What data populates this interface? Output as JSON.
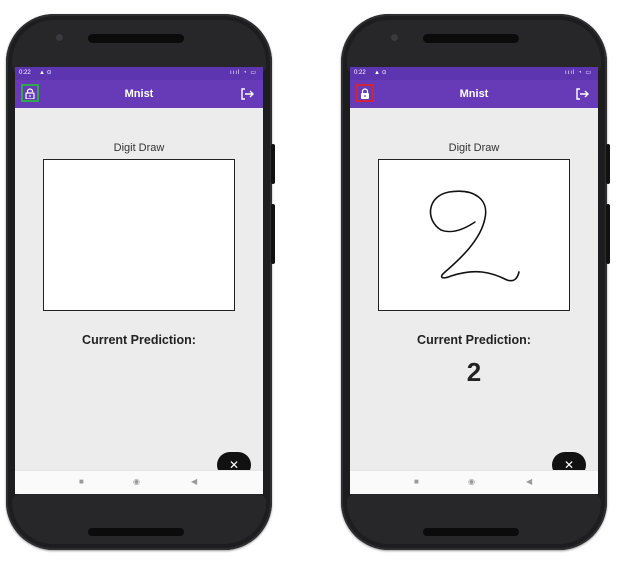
{
  "phones": [
    {
      "status_time": "0:22",
      "status_icons": "signal-wifi-battery",
      "app_title": "Mnist",
      "lock_icon": "lock-open-icon",
      "lock_highlight_color": "#2fa84f",
      "logout_icon": "logout-icon",
      "digit_draw_label": "Digit Draw",
      "canvas_content": "empty",
      "prediction_label": "Current Prediction:",
      "prediction_value": "",
      "fab_icon": "close-icon"
    },
    {
      "status_time": "0:22",
      "status_icons": "signal-wifi-battery",
      "app_title": "Mnist",
      "lock_icon": "lock-closed-icon",
      "lock_highlight_color": "#d0243a",
      "logout_icon": "logout-icon",
      "digit_draw_label": "Digit Draw",
      "canvas_content": "handwritten-digit-2",
      "prediction_label": "Current Prediction:",
      "prediction_value": "2",
      "fab_icon": "close-icon"
    }
  ],
  "colors": {
    "status_bar": "#5e35b1",
    "app_bar": "#673ab7",
    "screen_bg": "#ececec"
  }
}
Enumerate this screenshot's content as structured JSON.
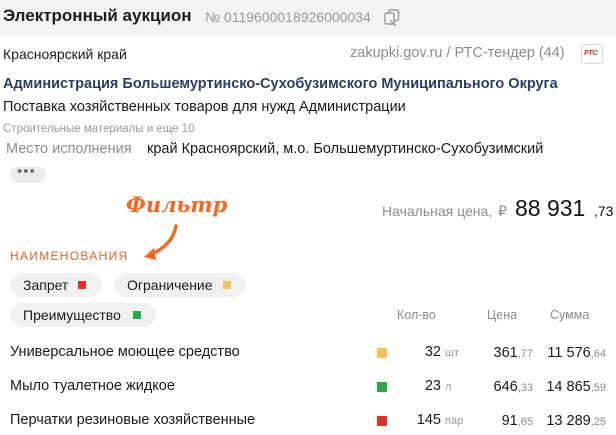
{
  "header": {
    "title": "Электронный аукцион",
    "number": "№ 0119600018926000034"
  },
  "card": {
    "region": "Красноярский край",
    "source": "zakupki.gov.ru / РТС-тендер (44)",
    "source_logo": "РТС",
    "organization": "Администрация Большемуртинско-Сухобузимского Муниципального Округа",
    "subject": "Поставка хозяйственных товаров для нужд Администрации",
    "categories": "Строительные материалы и еще 10",
    "place_label": "Место исполнения",
    "place_value": "край Красноярский, м.о. Большемуртинско-Сухобузимский",
    "more": "•••"
  },
  "annotation": {
    "text": "Фильтр",
    "color": "#f06a26"
  },
  "price": {
    "label": "Начальная цена,",
    "currency": "₽",
    "main": "88 931",
    "kop": ",73"
  },
  "items_section": {
    "label": "НАИМЕНОВАНИЯ",
    "filters": [
      {
        "label": "Запрет",
        "color": "#d9342b"
      },
      {
        "label": "Ограничение",
        "color": "#f1c35a"
      },
      {
        "label": "Преимущество",
        "color": "#2aa849"
      }
    ],
    "columns": {
      "qty": "Кол-во",
      "price": "Цена",
      "sum": "Сумма"
    },
    "rows": [
      {
        "name": "Универсальное моющее средство",
        "marker": "#f1c35a",
        "qty": "32",
        "unit": "шт",
        "price_int": "361",
        "price_dec": ",77",
        "sum_int": "11 576",
        "sum_dec": ",64"
      },
      {
        "name": "Мыло туалетное жидкое",
        "marker": "#2aa849",
        "qty": "23",
        "unit": "л",
        "price_int": "646",
        "price_dec": ",33",
        "sum_int": "14 865",
        "sum_dec": ",59"
      },
      {
        "name": "Перчатки резиновые хозяйственные",
        "marker": "#d9342b",
        "qty": "145",
        "unit": "пар",
        "price_int": "91",
        "price_dec": ",65",
        "sum_int": "13 289",
        "sum_dec": ",25"
      }
    ]
  },
  "icons": {
    "copy": "copy-icon"
  }
}
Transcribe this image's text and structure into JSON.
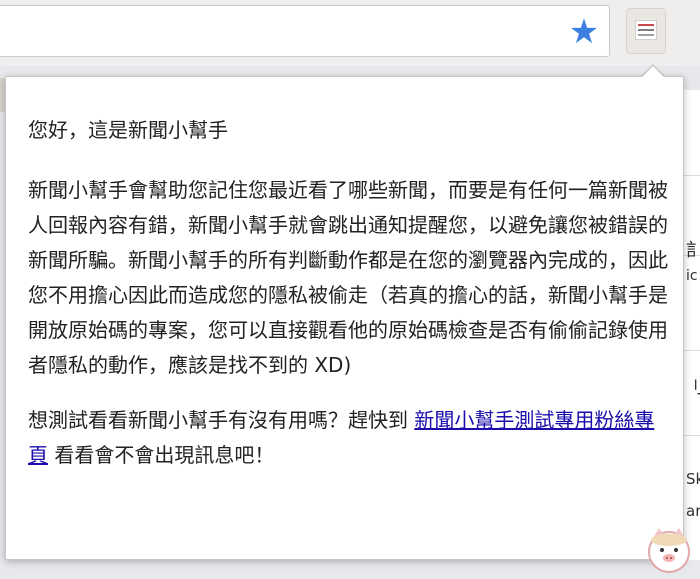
{
  "browser": {
    "bookmark_icon": "star-icon",
    "extension_icon": "news-helper-extension-icon"
  },
  "popup": {
    "greeting": "您好，這是新聞小幫手",
    "description": "新聞小幫手會幫助您記住您最近看了哪些新聞，而要是有任何一篇新聞被人回報內容有錯，新聞小幫手就會跳出通知提醒您，以避免讓您被錯誤的新聞所騙。新聞小幫手的所有判斷動作都是在您的瀏覽器內完成的，因此您不用擔心因此而造成您的隱私被偷走（若真的擔心的話，新聞小幫手是開放原始碼的專案，您可以直接觀看他的原始碼檢查是否有偷偷記錄使用者隱私的動作，應該是找不到的 XD)",
    "cta_prefix": "想測試看看新聞小幫手有沒有用嗎？趕快到 ",
    "cta_link": "新聞小幫手測試專用粉絲專頁",
    "cta_suffix": " 看看會不會出現訊息吧！"
  },
  "background_fragments": [
    "訁",
    "ic",
    "刂",
    "Sk",
    "ar"
  ],
  "colors": {
    "accent_star": "#3b7fe0",
    "link": "#1a0dab"
  }
}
*-*-*
**Given instruction**
With the pictures left out, write out exactly the lines from the line containing "Transcribe this image's" through the final line.

**Reply to the task**
Transcribe this image's text and structure into JSON.
{
  "browser": {
    "bookmark_icon": "star-icon",
    "extension_icon": "news-helper-extension-icon"
  },
  "popup": {
    "greeting": "您好，這是新聞小幫手",
    "description": "新聞小幫手會幫助您記住您最近看了哪些新聞，而要是有任何一篇新聞被人回報內容有錯，新聞小幫手就會跳出通知提醒您，以避免讓您被錯誤的新聞所騙。新聞小幫手的所有判斷動作都是在您的瀏覽器內完成的，因此您不用擔心因此而造成您的隱私被偷走（若真的擔心的話，新聞小幫手是開放原始碼的專案，您可以直接觀看他的原始碼檢查是否有偷偷記錄使用者隱私的動作，應該是找不到的 XD)",
    "cta_prefix": "想測試看看新聞小幫手有沒有用嗎？趕快到 ",
    "cta_link": "新聞小幫手測試專用粉絲專頁",
    "cta_suffix": " 看看會不會出現訊息吧！"
  },
  "background_fragments": [
    "訁",
    "ic",
    "刂",
    "Sk",
    "ar"
  ],
  "colors": {
    "accent_star": "#3b7fe0",
    "link": "#1a0dab"
  }
}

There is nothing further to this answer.